The task: Produce an exact copy of the lines from the line containing "Convert this document image to plain text." through the last line of the entries below, and only those lines.
* BEGIN *
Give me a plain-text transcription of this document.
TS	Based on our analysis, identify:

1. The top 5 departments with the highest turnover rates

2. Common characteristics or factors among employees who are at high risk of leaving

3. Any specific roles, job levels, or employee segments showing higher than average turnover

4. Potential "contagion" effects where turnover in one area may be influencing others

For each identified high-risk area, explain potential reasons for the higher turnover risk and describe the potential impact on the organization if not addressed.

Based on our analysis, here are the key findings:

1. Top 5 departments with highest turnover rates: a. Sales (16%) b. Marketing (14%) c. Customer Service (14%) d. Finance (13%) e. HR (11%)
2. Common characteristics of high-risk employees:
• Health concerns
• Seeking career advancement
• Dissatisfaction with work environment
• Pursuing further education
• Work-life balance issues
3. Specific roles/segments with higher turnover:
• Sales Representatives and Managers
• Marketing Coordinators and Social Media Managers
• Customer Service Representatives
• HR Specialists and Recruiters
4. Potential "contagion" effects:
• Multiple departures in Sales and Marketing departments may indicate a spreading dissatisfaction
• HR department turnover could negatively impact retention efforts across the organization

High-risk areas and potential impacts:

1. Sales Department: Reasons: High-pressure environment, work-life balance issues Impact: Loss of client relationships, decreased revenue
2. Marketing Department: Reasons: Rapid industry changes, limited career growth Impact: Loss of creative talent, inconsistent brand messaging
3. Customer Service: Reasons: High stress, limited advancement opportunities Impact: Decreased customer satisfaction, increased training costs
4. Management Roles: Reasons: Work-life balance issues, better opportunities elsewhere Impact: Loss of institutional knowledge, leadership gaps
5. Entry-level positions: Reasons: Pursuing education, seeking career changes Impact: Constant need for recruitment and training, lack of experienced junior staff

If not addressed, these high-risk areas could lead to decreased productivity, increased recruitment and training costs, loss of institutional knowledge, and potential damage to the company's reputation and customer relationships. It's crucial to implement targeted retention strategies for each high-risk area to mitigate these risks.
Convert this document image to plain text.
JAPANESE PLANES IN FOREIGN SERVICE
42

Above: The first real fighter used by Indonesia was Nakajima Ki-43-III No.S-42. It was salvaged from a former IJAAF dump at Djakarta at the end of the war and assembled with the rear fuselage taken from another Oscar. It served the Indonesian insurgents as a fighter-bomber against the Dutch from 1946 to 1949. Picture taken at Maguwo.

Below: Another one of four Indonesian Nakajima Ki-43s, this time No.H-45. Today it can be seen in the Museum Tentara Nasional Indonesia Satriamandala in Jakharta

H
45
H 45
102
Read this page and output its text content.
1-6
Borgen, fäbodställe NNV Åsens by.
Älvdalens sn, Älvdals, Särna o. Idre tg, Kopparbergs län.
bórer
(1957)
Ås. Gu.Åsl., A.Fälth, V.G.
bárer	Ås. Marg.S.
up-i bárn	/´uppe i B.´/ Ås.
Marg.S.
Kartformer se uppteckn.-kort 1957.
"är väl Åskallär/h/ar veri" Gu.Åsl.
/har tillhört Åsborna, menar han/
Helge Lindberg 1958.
* END *
Task response:
Convert this document image to plain text.
JAPANESE PLANES IN FOREIGN SERVICE
42

Above: The first real fighter used by Indonesia was Nakajima Ki-43-III No.S-42. It was salvaged from a former IJAAF dump at Djakarta at the end of the war and assembled with the rear fuselage taken from another Oscar. It served the Indonesian insurgents as a fighter-bomber against the Dutch from 1946 to 1949. Picture taken at Maguwo.

Below: Another one of four Indonesian Nakajima Ki-43s, this time No.H-45. Today it can be seen in the Museum Tentara Nasional Indonesia Satriamandala in Jakharta

H
45
H 45
102
Read this page and output its text content.
1-6
Borgen, fäbodställe NNV Åsens by.
Älvdalens sn, Älvdals, Särna o. Idre tg, Kopparbergs län.
bórer
(1957)
Ås. Gu.Åsl., A.Fälth, V.G.
bárer	Ås. Marg.S.
up-i bárn	/´uppe i B.´/ Ås.
Marg.S.
Kartformer se uppteckn.-kort 1957.
"är väl Åskallär/h/ar veri" Gu.Åsl.
/har tillhört Åsborna, menar han/
Helge Lindberg 1958.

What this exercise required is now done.